╔══
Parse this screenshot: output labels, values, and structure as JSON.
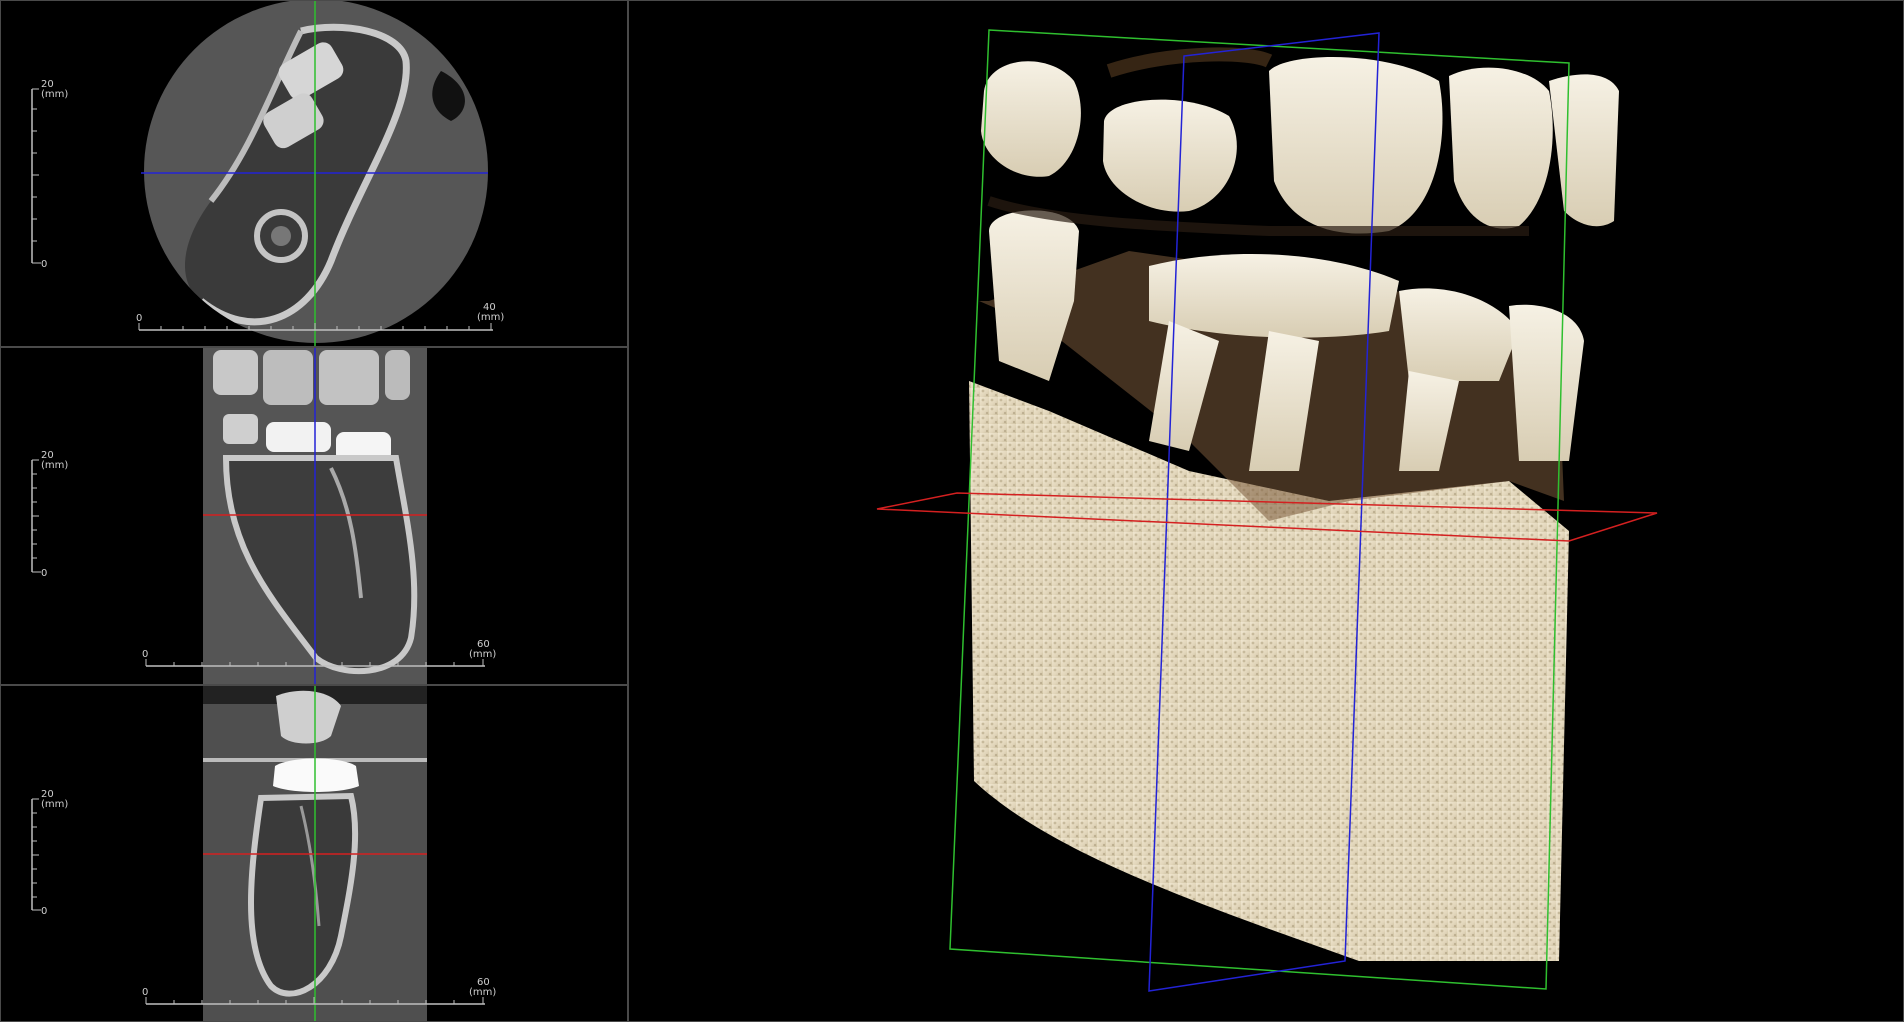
{
  "viewports": {
    "axial": {
      "vertical_scale": {
        "top_label": "20",
        "unit": "(mm)",
        "bottom_label": "0"
      },
      "horizontal_scale": {
        "start_label": "0",
        "end_label": "40",
        "unit": "(mm)"
      },
      "crosshair_colors": {
        "vertical": "#2fbf2f",
        "horizontal": "#2323d6"
      }
    },
    "coronal": {
      "vertical_scale": {
        "top_label": "20",
        "unit": "(mm)",
        "bottom_label": "0"
      },
      "horizontal_scale": {
        "start_label": "0",
        "end_label": "60",
        "unit": "(mm)"
      },
      "crosshair_colors": {
        "vertical": "#2323d6",
        "horizontal": "#d42020"
      }
    },
    "sagittal": {
      "vertical_scale": {
        "top_label": "20",
        "unit": "(mm)",
        "bottom_label": "0"
      },
      "horizontal_scale": {
        "start_label": "0",
        "end_label": "60",
        "unit": "(mm)"
      },
      "crosshair_colors": {
        "vertical": "#2fbf2f",
        "horizontal": "#d42020"
      }
    },
    "volume_3d": {
      "plane_colors": {
        "sagittal": "#2fbf2f",
        "coronal": "#2323d6",
        "axial": "#d42020"
      },
      "bone_color": "#e6dcc6"
    }
  }
}
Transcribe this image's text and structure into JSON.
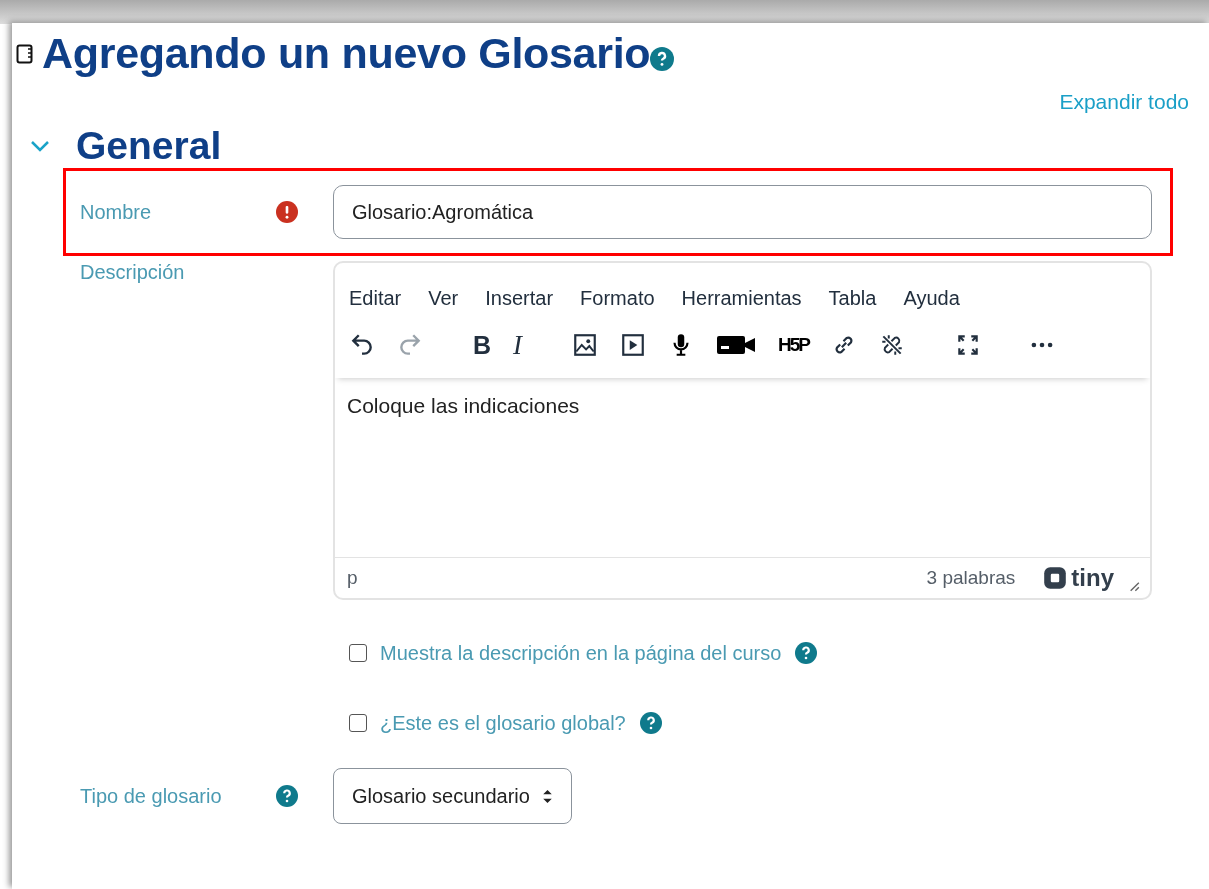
{
  "title": "Agregando un nuevo Glosario",
  "expand_all": "Expandir todo",
  "section": {
    "title": "General",
    "expanded": true
  },
  "name_field": {
    "label": "Nombre",
    "required": true,
    "highlighted": true,
    "value": "Glosario:Agromática"
  },
  "description": {
    "label": "Descripción",
    "menu": [
      "Editar",
      "Ver",
      "Insertar",
      "Formato",
      "Herramientas",
      "Tabla",
      "Ayuda"
    ],
    "toolbar": [
      {
        "kind": "undo",
        "disabled": false
      },
      {
        "kind": "redo",
        "disabled": true
      },
      {
        "kind": "bold",
        "label": "B",
        "disabled": false
      },
      {
        "kind": "italic",
        "label": "I",
        "disabled": false
      },
      {
        "kind": "image",
        "disabled": false
      },
      {
        "kind": "media",
        "disabled": false
      },
      {
        "kind": "audio",
        "disabled": false
      },
      {
        "kind": "video",
        "disabled": false
      },
      {
        "kind": "h5p",
        "label": "H5P",
        "disabled": false
      },
      {
        "kind": "link",
        "disabled": false
      },
      {
        "kind": "unlink",
        "disabled": false
      },
      {
        "kind": "fullscreen",
        "disabled": false
      },
      {
        "kind": "more",
        "disabled": false
      }
    ],
    "content": "Coloque las indicaciones",
    "path": "p",
    "word_count": "3 palabras",
    "brand": "tiny"
  },
  "checkboxes": [
    {
      "label": "Muestra la descripción en la página del curso",
      "checked": false
    },
    {
      "label": "¿Este es el glosario global?",
      "checked": false
    }
  ],
  "type_field": {
    "label": "Tipo de glosario",
    "value": "Glosario secundario"
  }
}
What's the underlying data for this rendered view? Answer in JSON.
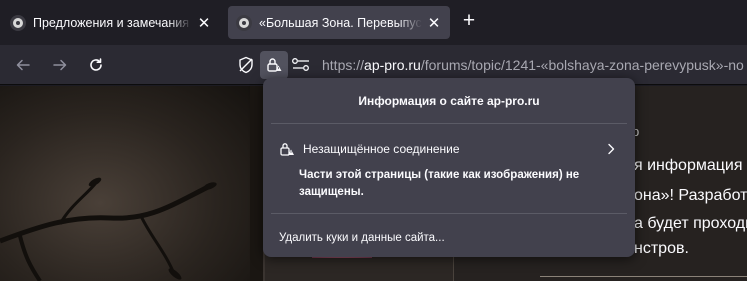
{
  "tabs": [
    {
      "title": "Предложения и замечания по",
      "close": "✕",
      "active": false
    },
    {
      "title": "«Большая Зона. Перевыпуск»",
      "close": "✕",
      "active": true
    }
  ],
  "newtab_icon": "+",
  "nav": {
    "back_icon": "arrow-left-icon",
    "forward_icon": "arrow-right-icon",
    "reload_icon": "reload-icon"
  },
  "urlbar": {
    "scheme": "https://",
    "host": "ap-pro.ru",
    "path": "/forums/topic/1241-«bolshaya-zona-perevypusk»-no"
  },
  "page": {
    "right_line1": "я информация с",
    "right_line2": "она»! Разработ",
    "right_line3": "а будет проходн",
    "right_line4": "нстров.",
    "right_small": "р"
  },
  "popup": {
    "title": "Информация о сайте ap-pro.ru",
    "connection_label": "Незащищённое соединение",
    "description": "Части этой страницы (такие как изображения) не защищены.",
    "clear_label": "Удалить куки и данные сайта..."
  },
  "colors": {
    "tabstrip_bg": "#1f1e25",
    "navbar_bg": "#2b2a33",
    "popup_bg": "#42414d",
    "text": "#fbfbfe",
    "url_dim": "#a9a9b2"
  }
}
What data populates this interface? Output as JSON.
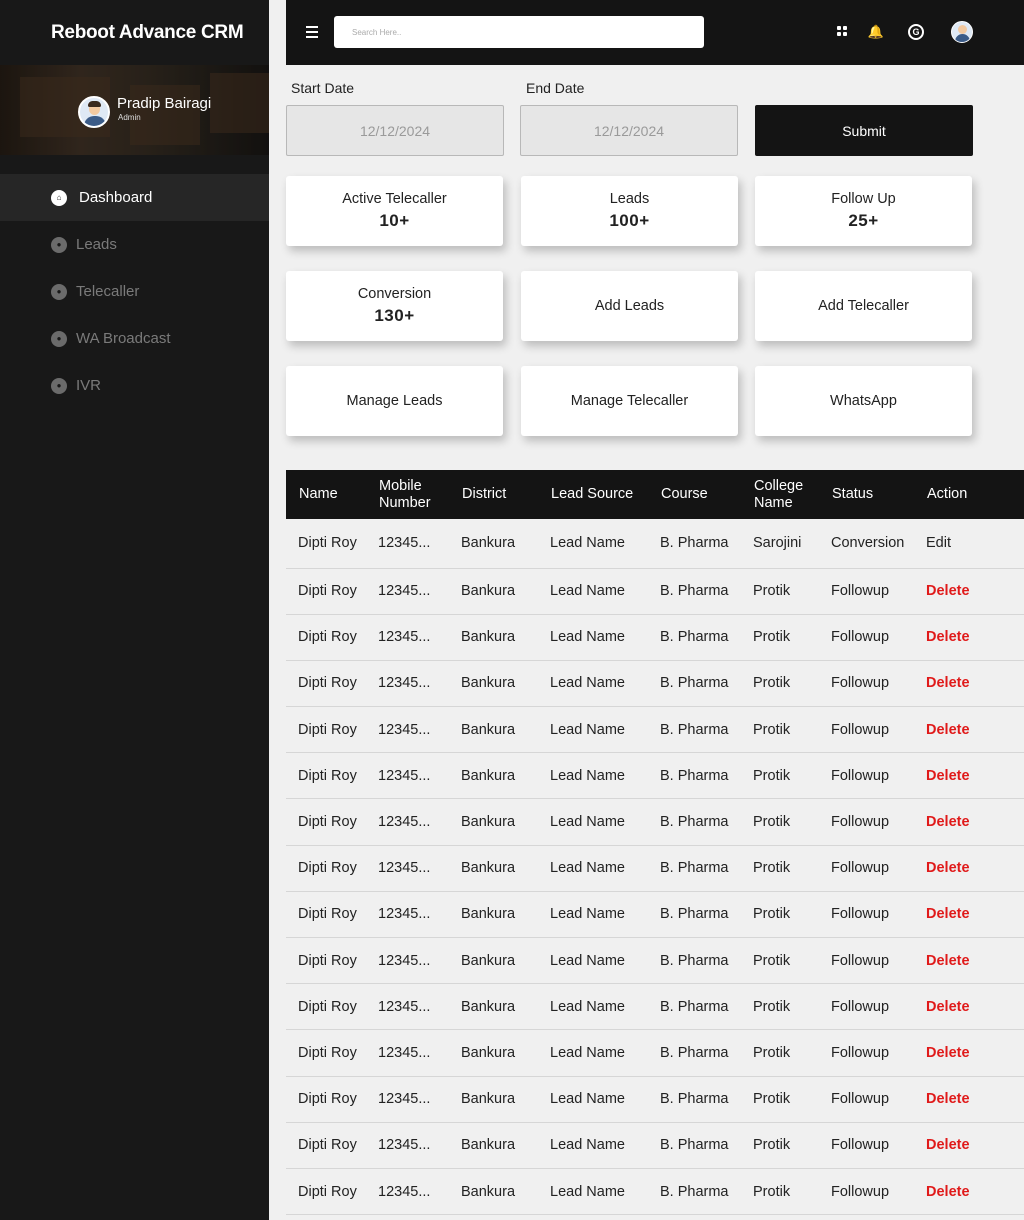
{
  "app": {
    "title": "Reboot Advance CRM"
  },
  "profile": {
    "name": "Pradip Bairagi",
    "role": "Admin"
  },
  "sidebar": {
    "items": [
      {
        "label": "Dashboard",
        "active": true
      },
      {
        "label": "Leads"
      },
      {
        "label": "Telecaller"
      },
      {
        "label": "WA Broadcast"
      },
      {
        "label": "IVR"
      }
    ]
  },
  "header": {
    "search_placeholder": "Search Here.."
  },
  "filters": {
    "start_label": "Start Date",
    "start_value": "12/12/2024",
    "end_label": "End Date",
    "end_value": "12/12/2024",
    "submit_label": "Submit"
  },
  "cards": [
    {
      "title": "Active Telecaller",
      "value": "10+"
    },
    {
      "title": "Leads",
      "value": "100+"
    },
    {
      "title": "Follow Up",
      "value": "25+"
    },
    {
      "title": "Conversion",
      "value": "130+"
    },
    {
      "title": "Add Leads",
      "value": ""
    },
    {
      "title": "Add Telecaller",
      "value": ""
    },
    {
      "title": "Manage Leads",
      "value": ""
    },
    {
      "title": "Manage Telecaller",
      "value": ""
    },
    {
      "title": "WhatsApp",
      "value": ""
    }
  ],
  "table": {
    "columns": [
      "Name",
      "Mobile Number",
      "District",
      "Lead Source",
      "Course",
      "College Name",
      "Status",
      "Action"
    ],
    "rows": [
      [
        "Dipti Roy",
        "12345...",
        "Bankura",
        "Lead Name",
        "B. Pharma",
        "Sarojini",
        "Conversion",
        "Edit"
      ],
      [
        "Dipti Roy",
        "12345...",
        "Bankura",
        "Lead Name",
        "B. Pharma",
        "Protik",
        "Followup",
        "Delete"
      ],
      [
        "Dipti Roy",
        "12345...",
        "Bankura",
        "Lead Name",
        "B. Pharma",
        "Protik",
        "Followup",
        "Delete"
      ],
      [
        "Dipti Roy",
        "12345...",
        "Bankura",
        "Lead Name",
        "B. Pharma",
        "Protik",
        "Followup",
        "Delete"
      ],
      [
        "Dipti Roy",
        "12345...",
        "Bankura",
        "Lead Name",
        "B. Pharma",
        "Protik",
        "Followup",
        "Delete"
      ],
      [
        "Dipti Roy",
        "12345...",
        "Bankura",
        "Lead Name",
        "B. Pharma",
        "Protik",
        "Followup",
        "Delete"
      ],
      [
        "Dipti Roy",
        "12345...",
        "Bankura",
        "Lead Name",
        "B. Pharma",
        "Protik",
        "Followup",
        "Delete"
      ],
      [
        "Dipti Roy",
        "12345...",
        "Bankura",
        "Lead Name",
        "B. Pharma",
        "Protik",
        "Followup",
        "Delete"
      ],
      [
        "Dipti Roy",
        "12345...",
        "Bankura",
        "Lead Name",
        "B. Pharma",
        "Protik",
        "Followup",
        "Delete"
      ],
      [
        "Dipti Roy",
        "12345...",
        "Bankura",
        "Lead Name",
        "B. Pharma",
        "Protik",
        "Followup",
        "Delete"
      ],
      [
        "Dipti Roy",
        "12345...",
        "Bankura",
        "Lead Name",
        "B. Pharma",
        "Protik",
        "Followup",
        "Delete"
      ],
      [
        "Dipti Roy",
        "12345...",
        "Bankura",
        "Lead Name",
        "B. Pharma",
        "Protik",
        "Followup",
        "Delete"
      ],
      [
        "Dipti Roy",
        "12345...",
        "Bankura",
        "Lead Name",
        "B. Pharma",
        "Protik",
        "Followup",
        "Delete"
      ],
      [
        "Dipti Roy",
        "12345...",
        "Bankura",
        "Lead Name",
        "B. Pharma",
        "Protik",
        "Followup",
        "Delete"
      ],
      [
        "Dipti Roy",
        "12345...",
        "Bankura",
        "Lead Name",
        "B. Pharma",
        "Protik",
        "Followup",
        "Delete"
      ]
    ]
  },
  "colors": {
    "dark": "#141414",
    "sidebar": "#181818",
    "danger": "#e01a1a",
    "background": "#f0f0f0"
  }
}
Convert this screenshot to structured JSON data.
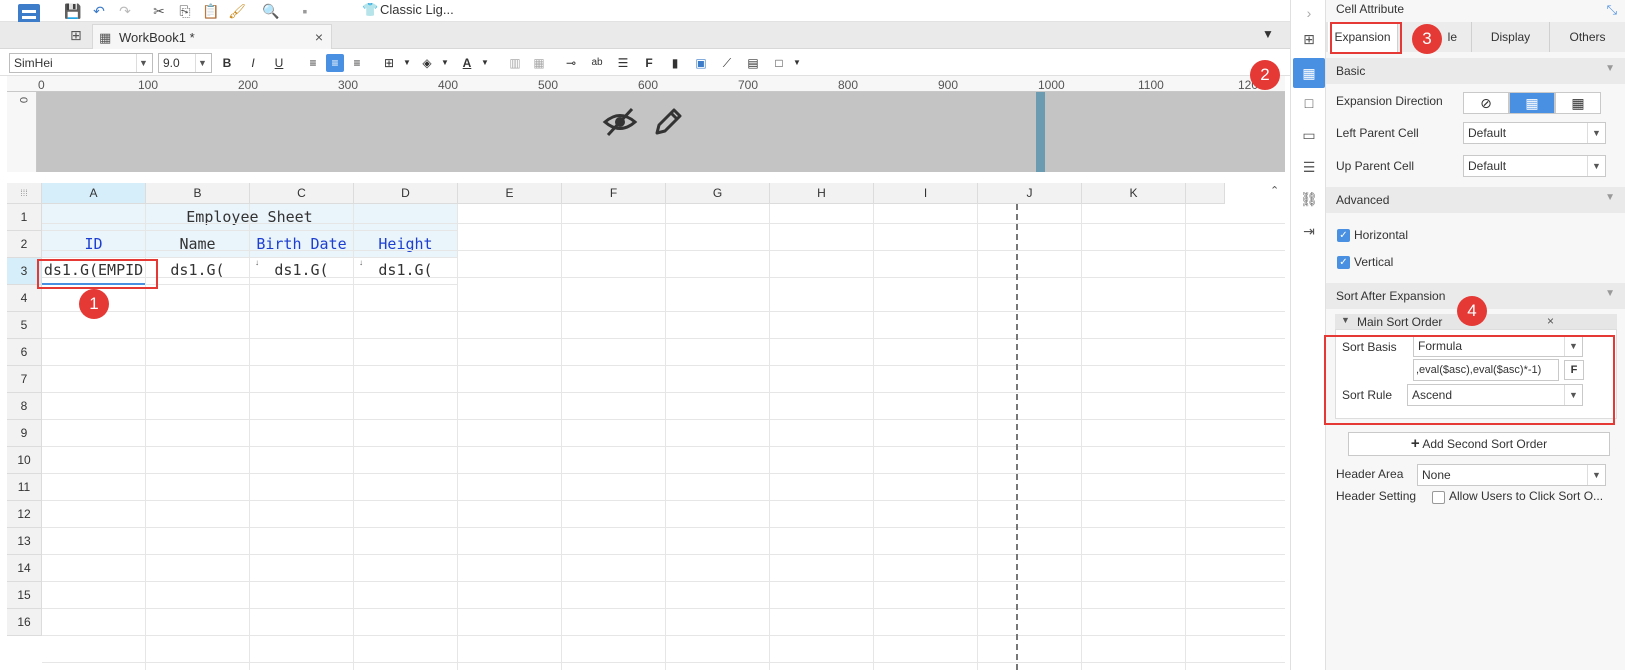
{
  "toolbar": {
    "template_label": "Classic Lig..."
  },
  "tab": {
    "name": "WorkBook1 *",
    "close": "×"
  },
  "format": {
    "font": "SimHei",
    "size": "9.0"
  },
  "ruler": {
    "ticks": [
      "0",
      "100",
      "200",
      "300",
      "400",
      "500",
      "600",
      "700",
      "800",
      "900",
      "1000",
      "1100",
      "120"
    ],
    "vzero": "0"
  },
  "sheet": {
    "columns": [
      "A",
      "B",
      "C",
      "D",
      "E",
      "F",
      "G",
      "H",
      "I",
      "J",
      "K"
    ],
    "rows": [
      "1",
      "2",
      "3",
      "4",
      "5",
      "6",
      "7",
      "8",
      "9",
      "10",
      "11",
      "12",
      "13",
      "14",
      "15",
      "16"
    ],
    "title": "Employee Sheet",
    "headers": [
      "ID",
      "Name",
      "Birth Date",
      "Height"
    ],
    "formulas": [
      "ds1.G(EMPID",
      "ds1.G(",
      "ds1.G(",
      "ds1.G("
    ]
  },
  "badges": [
    "1",
    "2",
    "3",
    "4"
  ],
  "panel": {
    "title": "Cell Attribute",
    "tabs": [
      "Expansion",
      "le",
      "Display",
      "Others"
    ],
    "basic": "Basic",
    "expansion_direction": "Expansion Direction",
    "left_parent": "Left Parent Cell",
    "left_parent_value": "Default",
    "up_parent": "Up Parent Cell",
    "up_parent_value": "Default",
    "advanced": "Advanced",
    "horizontal": "Horizontal",
    "vertical": "Vertical",
    "sort_after": "Sort After Expansion",
    "main_sort": "Main Sort Order",
    "sort_basis": "Sort Basis",
    "sort_basis_value": "Formula",
    "formula": ",eval($asc),eval($asc)*-1)",
    "sort_rule": "Sort Rule",
    "sort_rule_value": "Ascend",
    "add_second": "Add Second Sort Order",
    "header_area": "Header Area",
    "header_area_value": "None",
    "header_setting": "Header Setting",
    "allow_click": "Allow Users to Click Sort O..."
  }
}
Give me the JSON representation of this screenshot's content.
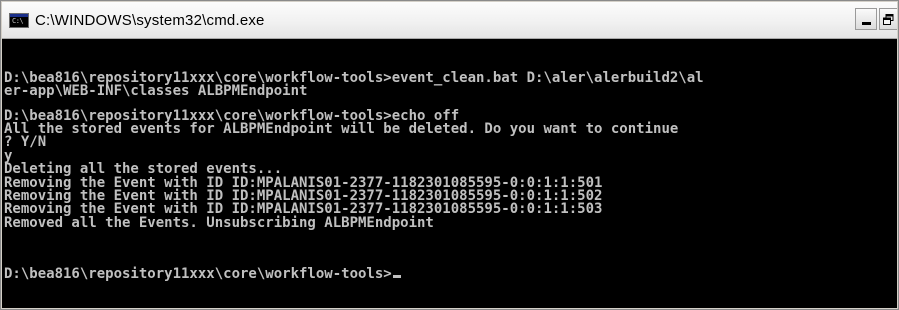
{
  "window": {
    "title": "C:\\WINDOWS\\system32\\cmd.exe",
    "app_icon_text": "C:\\"
  },
  "console": {
    "blocks": [
      [
        "D:\\bea816\\repository11xxx\\core\\workflow-tools>event_clean.bat D:\\aler\\alerbuild2\\al",
        "er-app\\WEB-INF\\classes ALBPMEndpoint"
      ],
      [
        "D:\\bea816\\repository11xxx\\core\\workflow-tools>echo off",
        "All the stored events for ALBPMEndpoint will be deleted. Do you want to continue",
        "? Y/N",
        "y",
        "Deleting all the stored events...",
        "Removing the Event with ID ID:MPALANIS01-2377-1182301085595-0:0:1:1:501",
        "Removing the Event with ID ID:MPALANIS01-2377-1182301085595-0:0:1:1:502",
        "Removing the Event with ID ID:MPALANIS01-2377-1182301085595-0:0:1:1:503",
        "Removed all the Events. Unsubscribing ALBPMEndpoint"
      ]
    ],
    "prompt": "D:\\bea816\\repository11xxx\\core\\workflow-tools>"
  },
  "colors": {
    "console_bg": "#000000",
    "console_fg": "#c0c0c0",
    "titlebar": "#f1f1f1"
  }
}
╚══
### Short exercise
Report how many lines of the listing above include the word "path". Say nothing but the number.

### Solved problem
2